Short problem.
Print every entry, word for word, and skip the images.

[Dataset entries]
■ ■ ■ ■ ■
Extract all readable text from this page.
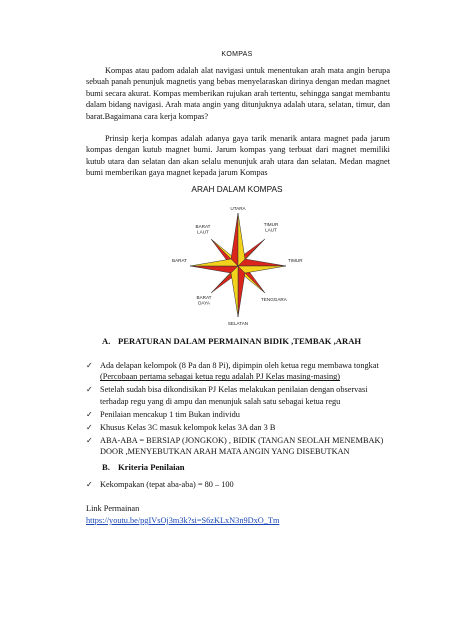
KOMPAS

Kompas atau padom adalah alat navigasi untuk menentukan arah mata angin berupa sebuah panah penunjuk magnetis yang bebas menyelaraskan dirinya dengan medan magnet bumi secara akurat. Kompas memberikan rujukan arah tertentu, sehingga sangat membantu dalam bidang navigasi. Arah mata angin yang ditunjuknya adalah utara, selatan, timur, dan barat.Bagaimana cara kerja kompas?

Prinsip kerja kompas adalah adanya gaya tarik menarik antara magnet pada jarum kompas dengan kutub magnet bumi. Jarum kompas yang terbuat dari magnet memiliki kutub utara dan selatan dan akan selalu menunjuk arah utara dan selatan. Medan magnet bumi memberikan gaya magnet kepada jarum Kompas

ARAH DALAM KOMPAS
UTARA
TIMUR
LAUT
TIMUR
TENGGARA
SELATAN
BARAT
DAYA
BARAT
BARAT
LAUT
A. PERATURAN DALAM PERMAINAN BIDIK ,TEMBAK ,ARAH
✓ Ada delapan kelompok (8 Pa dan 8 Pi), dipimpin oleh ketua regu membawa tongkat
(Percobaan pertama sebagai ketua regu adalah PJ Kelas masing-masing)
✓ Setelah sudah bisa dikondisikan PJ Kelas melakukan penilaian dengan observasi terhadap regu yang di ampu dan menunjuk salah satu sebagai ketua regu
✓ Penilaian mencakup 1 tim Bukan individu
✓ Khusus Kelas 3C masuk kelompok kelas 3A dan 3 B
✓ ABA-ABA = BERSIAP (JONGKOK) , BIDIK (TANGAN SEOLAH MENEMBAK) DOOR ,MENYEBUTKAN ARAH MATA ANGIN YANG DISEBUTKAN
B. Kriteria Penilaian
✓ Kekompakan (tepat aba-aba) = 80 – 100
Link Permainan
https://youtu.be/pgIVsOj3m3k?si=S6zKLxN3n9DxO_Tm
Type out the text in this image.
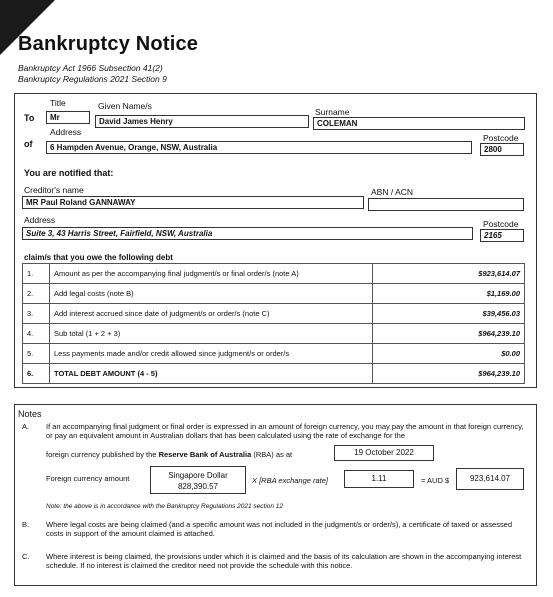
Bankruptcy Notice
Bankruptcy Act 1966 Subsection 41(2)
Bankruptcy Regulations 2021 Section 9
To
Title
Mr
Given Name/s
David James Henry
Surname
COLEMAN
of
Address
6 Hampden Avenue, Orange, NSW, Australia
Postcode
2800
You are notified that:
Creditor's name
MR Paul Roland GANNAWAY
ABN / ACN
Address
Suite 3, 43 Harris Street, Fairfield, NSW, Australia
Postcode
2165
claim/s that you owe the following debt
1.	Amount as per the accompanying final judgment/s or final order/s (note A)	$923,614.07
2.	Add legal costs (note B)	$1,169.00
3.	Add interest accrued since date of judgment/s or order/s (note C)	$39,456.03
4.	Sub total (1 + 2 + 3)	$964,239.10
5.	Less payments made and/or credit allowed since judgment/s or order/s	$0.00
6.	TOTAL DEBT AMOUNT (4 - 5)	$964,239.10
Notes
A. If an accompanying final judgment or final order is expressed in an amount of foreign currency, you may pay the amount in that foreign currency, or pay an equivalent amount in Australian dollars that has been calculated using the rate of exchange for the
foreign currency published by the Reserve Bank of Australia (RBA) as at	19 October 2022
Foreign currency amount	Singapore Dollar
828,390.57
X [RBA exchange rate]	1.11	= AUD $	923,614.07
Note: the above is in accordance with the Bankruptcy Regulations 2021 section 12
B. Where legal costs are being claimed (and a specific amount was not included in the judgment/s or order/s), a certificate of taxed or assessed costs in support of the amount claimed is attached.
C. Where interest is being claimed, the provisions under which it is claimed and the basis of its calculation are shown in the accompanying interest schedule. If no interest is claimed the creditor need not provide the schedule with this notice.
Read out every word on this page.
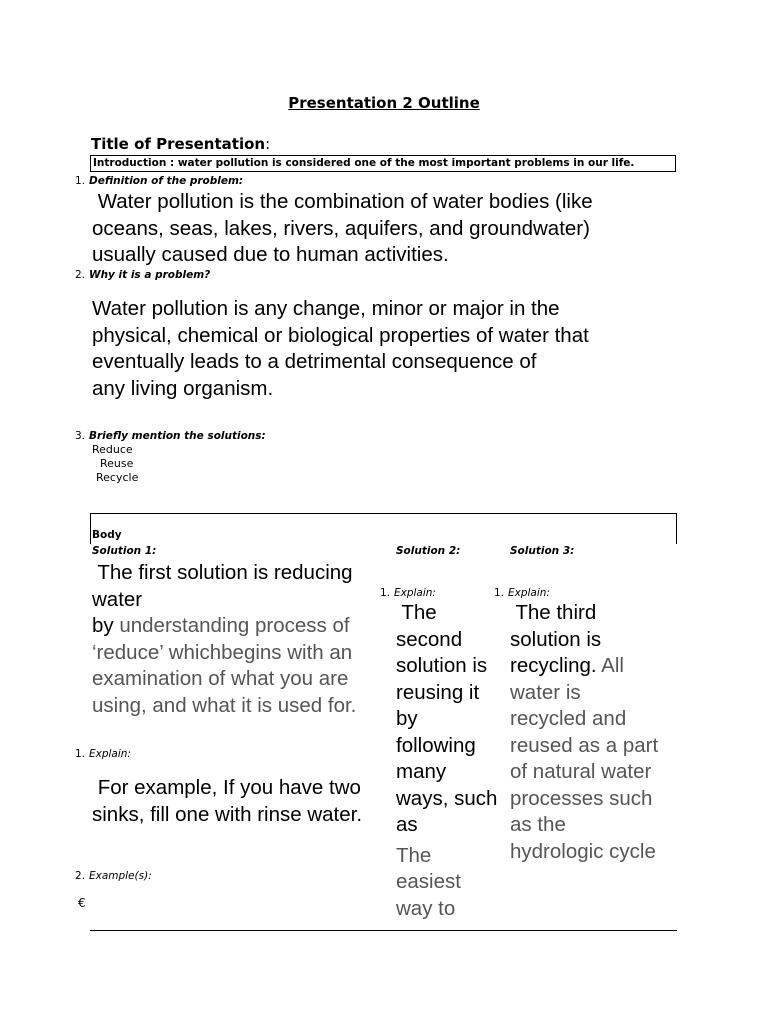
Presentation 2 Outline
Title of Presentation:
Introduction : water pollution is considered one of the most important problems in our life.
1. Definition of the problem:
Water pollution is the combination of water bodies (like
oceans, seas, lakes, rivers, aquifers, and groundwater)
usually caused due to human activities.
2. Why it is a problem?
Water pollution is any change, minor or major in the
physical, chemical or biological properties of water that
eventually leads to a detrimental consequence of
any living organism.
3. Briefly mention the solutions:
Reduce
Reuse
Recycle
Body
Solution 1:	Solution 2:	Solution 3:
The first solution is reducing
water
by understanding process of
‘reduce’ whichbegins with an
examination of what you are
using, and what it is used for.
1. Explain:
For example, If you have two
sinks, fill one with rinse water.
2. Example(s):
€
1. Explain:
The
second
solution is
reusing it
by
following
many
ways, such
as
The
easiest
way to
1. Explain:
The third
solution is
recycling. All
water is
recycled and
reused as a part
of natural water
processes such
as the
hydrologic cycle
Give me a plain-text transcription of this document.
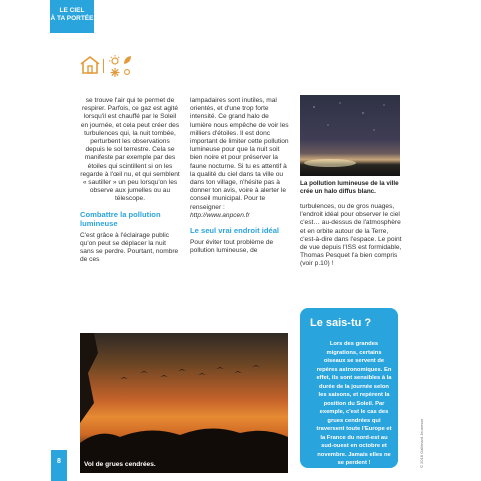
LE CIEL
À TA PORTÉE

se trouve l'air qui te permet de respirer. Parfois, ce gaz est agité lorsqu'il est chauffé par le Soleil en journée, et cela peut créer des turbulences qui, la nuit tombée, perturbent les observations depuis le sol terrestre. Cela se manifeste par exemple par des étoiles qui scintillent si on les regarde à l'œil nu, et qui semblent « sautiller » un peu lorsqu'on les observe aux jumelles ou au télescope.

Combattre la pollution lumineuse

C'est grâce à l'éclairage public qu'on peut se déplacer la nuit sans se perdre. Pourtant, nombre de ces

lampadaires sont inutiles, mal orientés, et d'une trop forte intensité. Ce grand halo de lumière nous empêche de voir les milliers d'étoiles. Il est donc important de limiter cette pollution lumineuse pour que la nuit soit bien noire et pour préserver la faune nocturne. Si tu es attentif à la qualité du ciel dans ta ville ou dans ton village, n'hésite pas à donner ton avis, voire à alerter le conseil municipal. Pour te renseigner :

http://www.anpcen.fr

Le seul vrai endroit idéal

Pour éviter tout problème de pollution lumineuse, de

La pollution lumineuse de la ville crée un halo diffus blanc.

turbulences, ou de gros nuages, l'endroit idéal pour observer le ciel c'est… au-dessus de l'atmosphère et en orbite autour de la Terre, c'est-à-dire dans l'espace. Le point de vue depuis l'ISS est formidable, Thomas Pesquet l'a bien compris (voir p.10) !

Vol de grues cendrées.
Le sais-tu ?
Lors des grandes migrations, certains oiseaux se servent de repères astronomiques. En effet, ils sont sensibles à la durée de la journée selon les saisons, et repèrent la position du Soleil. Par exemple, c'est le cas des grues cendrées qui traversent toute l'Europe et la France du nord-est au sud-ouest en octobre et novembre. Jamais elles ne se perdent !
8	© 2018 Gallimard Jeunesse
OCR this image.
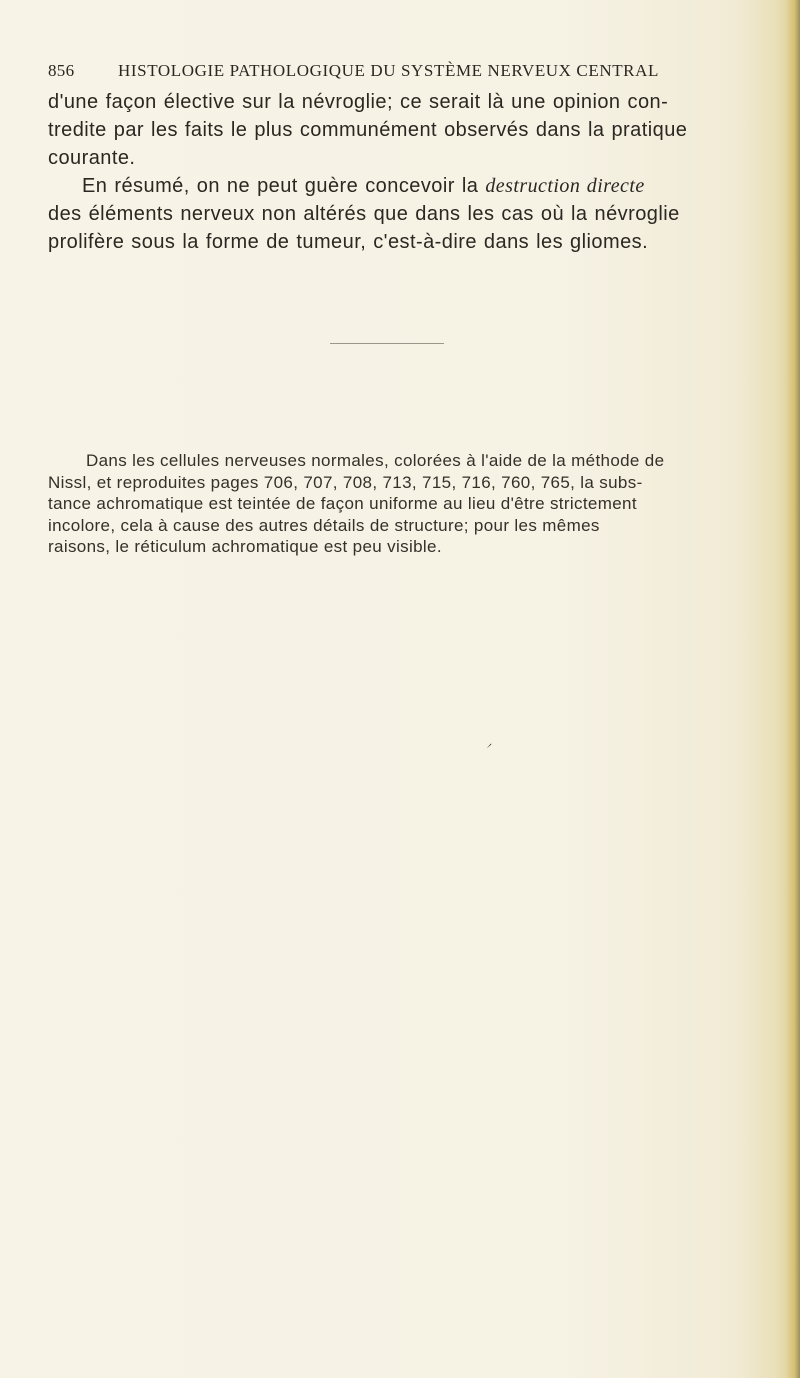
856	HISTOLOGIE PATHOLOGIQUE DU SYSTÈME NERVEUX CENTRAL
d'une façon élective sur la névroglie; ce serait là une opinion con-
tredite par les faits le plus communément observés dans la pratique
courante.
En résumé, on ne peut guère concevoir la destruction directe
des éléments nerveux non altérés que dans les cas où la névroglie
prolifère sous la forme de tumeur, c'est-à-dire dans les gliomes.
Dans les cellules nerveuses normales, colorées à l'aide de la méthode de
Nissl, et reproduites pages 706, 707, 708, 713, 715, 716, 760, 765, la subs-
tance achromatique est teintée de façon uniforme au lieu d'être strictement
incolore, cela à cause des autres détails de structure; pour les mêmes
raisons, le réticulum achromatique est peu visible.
■ ■ ■ ■ ■
Exercise solution.
Extract all readable text from this page.
KOMPAS

Kompas atau padom adalah alat navigasi untuk menentukan arah mata angin berupa sebuah panah penunjuk magnetis yang bebas menyelaraskan dirinya dengan medan magnet bumi secara akurat. Kompas memberikan rujukan arah tertentu, sehingga sangat membantu dalam bidang navigasi. Arah mata angin yang ditunjuknya adalah utara, selatan, timur, dan barat.Bagaimana cara kerja kompas?

Prinsip kerja kompas adalah adanya gaya tarik menarik antara magnet pada jarum kompas dengan kutub magnet bumi. Jarum kompas yang terbuat dari magnet memiliki kutub utara dan selatan dan akan selalu menunjuk arah utara dan selatan. Medan magnet bumi memberikan gaya magnet kepada jarum Kompas

ARAH DALAM KOMPAS
UTARA
TIMUR
LAUT
TIMUR
TENGGARA
SELATAN
BARAT
DAYA
BARAT
BARAT
LAUT
A. PERATURAN DALAM PERMAINAN BIDIK ,TEMBAK ,ARAH
✓ Ada delapan kelompok (8 Pa dan 8 Pi), dipimpin oleh ketua regu membawa tongkat
(Percobaan pertama sebagai ketua regu adalah PJ Kelas masing-masing)
✓ Setelah sudah bisa dikondisikan PJ Kelas melakukan penilaian dengan observasi terhadap regu yang di ampu dan menunjuk salah satu sebagai ketua regu
✓ Penilaian mencakup 1 tim Bukan individu
✓ Khusus Kelas 3C masuk kelompok kelas 3A dan 3 B
✓ ABA-ABA = BERSIAP (JONGKOK) , BIDIK (TANGAN SEOLAH MENEMBAK) DOOR ,MENYEBUTKAN ARAH MATA ANGIN YANG DISEBUTKAN
B. Kriteria Penilaian
✓ Kekompakan (tepat aba-aba) = 80 – 100
Link Permainan
https://youtu.be/pgIVsOj3m3k?si=S6zKLxN3n9DxO_Tm
Type out the text in this image.
Bankruptcy Notice
Bankruptcy Act 1966 Subsection 41(2)
Bankruptcy Regulations 2021 Section 9
To
Title
Mr
Given Name/s
David James Henry
Surname
COLEMAN
of
Address
6 Hampden Avenue, Orange, NSW, Australia
Postcode
2800
You are notified that:
Creditor's name
MR Paul Roland GANNAWAY
ABN / ACN
Address
Suite 3, 43 Harris Street, Fairfield, NSW, Australia
Postcode
2165
claim/s that you owe the following debt
1.	Amount as per the accompanying final judgment/s or final order/s (note A)	$923,614.07
2.	Add legal costs (note B)	$1,169.00
3.	Add interest accrued since date of judgment/s or order/s (note C)	$39,456.03
4.	Sub total (1 + 2 + 3)	$964,239.10
5.	Less payments made and/or credit allowed since judgment/s or order/s	$0.00
6.	TOTAL DEBT AMOUNT (4 - 5)	$964,239.10
Notes
A. If an accompanying final judgment or final order is expressed in an amount of foreign currency, you may pay the amount in that foreign currency, or pay an equivalent amount in Australian dollars that has been calculated using the rate of exchange for the
foreign currency published by the Reserve Bank of Australia (RBA) as at	19 October 2022
Foreign currency amount	Singapore Dollar
828,390.57
X [RBA exchange rate]	1.11	= AUD $	923,614.07
Note: the above is in accordance with the Bankruptcy Regulations 2021 section 12
B. Where legal costs are being claimed (and a specific amount was not included in the judgment/s or order/s), a certificate of taxed or assessed costs in support of the amount claimed is attached.
C. Where interest is being claimed, the provisions under which it is claimed and the basis of its calculation are shown in the accompanying interest schedule. If no interest is claimed the creditor need not provide the schedule with this notice.
Read out every word on this page.
Presentation 2 Outline
Title of Presentation:
Introduction : water pollution is considered one of the most important problems in our life.
1. Definition of the problem:
Water pollution is the combination of water bodies (like
oceans, seas, lakes, rivers, aquifers, and groundwater)
usually caused due to human activities.
2. Why it is a problem?
Water pollution is any change, minor or major in the
physical, chemical or biological properties of water that
eventually leads to a detrimental consequence of
any living organism.
3. Briefly mention the solutions:
Reduce
Reuse
Recycle
Body
Solution 1:	Solution 2:	Solution 3:
The first solution is reducing
water
by understanding process of
‘reduce’ whichbegins with an
examination of what you are
using, and what it is used for.
1. Explain:
For example, If you have two
sinks, fill one with rinse water.
2. Example(s):
€
1. Explain:
The
second
solution is
reusing it
by
following
many
ways, such
as
The
easiest
way to
1. Explain:
The third
solution is
recycling. All
water is
recycled and
reused as a part
of natural water
processes such
as the
hydrologic cycle
Give me a plain-text transcription of this document.
LE CIEL
À TA PORTÉE

se trouve l'air qui te permet de respirer. Parfois, ce gaz est agité lorsqu'il est chauffé par le Soleil en journée, et cela peut créer des turbulences qui, la nuit tombée, perturbent les observations depuis le sol terrestre. Cela se manifeste par exemple par des étoiles qui scintillent si on les regarde à l'œil nu, et qui semblent « sautiller » un peu lorsqu'on les observe aux jumelles ou au télescope.

Combattre la pollution lumineuse

C'est grâce à l'éclairage public qu'on peut se déplacer la nuit sans se perdre. Pourtant, nombre de ces

lampadaires sont inutiles, mal orientés, et d'une trop forte intensité. Ce grand halo de lumière nous empêche de voir les milliers d'étoiles. Il est donc important de limiter cette pollution lumineuse pour que la nuit soit bien noire et pour préserver la faune nocturne. Si tu es attentif à la qualité du ciel dans ta ville ou dans ton village, n'hésite pas à donner ton avis, voire à alerter le conseil municipal. Pour te renseigner :

http://www.anpcen.fr

Le seul vrai endroit idéal

Pour éviter tout problème de pollution lumineuse, de

La pollution lumineuse de la ville crée un halo diffus blanc.

turbulences, ou de gros nuages, l'endroit idéal pour observer le ciel c'est… au-dessus de l'atmosphère et en orbite autour de la Terre, c'est-à-dire dans l'espace. Le point de vue depuis l'ISS est formidable, Thomas Pesquet l'a bien compris (voir p.10) !

Vol de grues cendrées.
Le sais-tu ?
Lors des grandes migrations, certains oiseaux se servent de repères astronomiques. En effet, ils sont sensibles à la durée de la journée selon les saisons, et repèrent la position du Soleil. Par exemple, c'est le cas des grues cendrées qui traversent toute l'Europe et la France du nord-est au sud-ouest en octobre et novembre. Jamais elles ne se perdent !
8	© 2018 Gallimard Jeunesse
OCR this image.
856	HISTOLOGIE PATHOLOGIQUE DU SYSTÈME NERVEUX CENTRAL
d'une façon élective sur la névroglie; ce serait là une opinion con-
tredite par les faits le plus communément observés dans la pratique
courante.
En résumé, on ne peut guère concevoir la destruction directe
des éléments nerveux non altérés que dans les cas où la névroglie
prolifère sous la forme de tumeur, c'est-à-dire dans les gliomes.
Dans les cellules nerveuses normales, colorées à l'aide de la méthode de
Nissl, et reproduites pages 706, 707, 708, 713, 715, 716, 760, 765, la subs-
tance achromatique est teintée de façon uniforme au lieu d'être strictement
incolore, cela à cause des autres détails de structure; pour les mêmes
raisons, le réticulum achromatique est peu visible.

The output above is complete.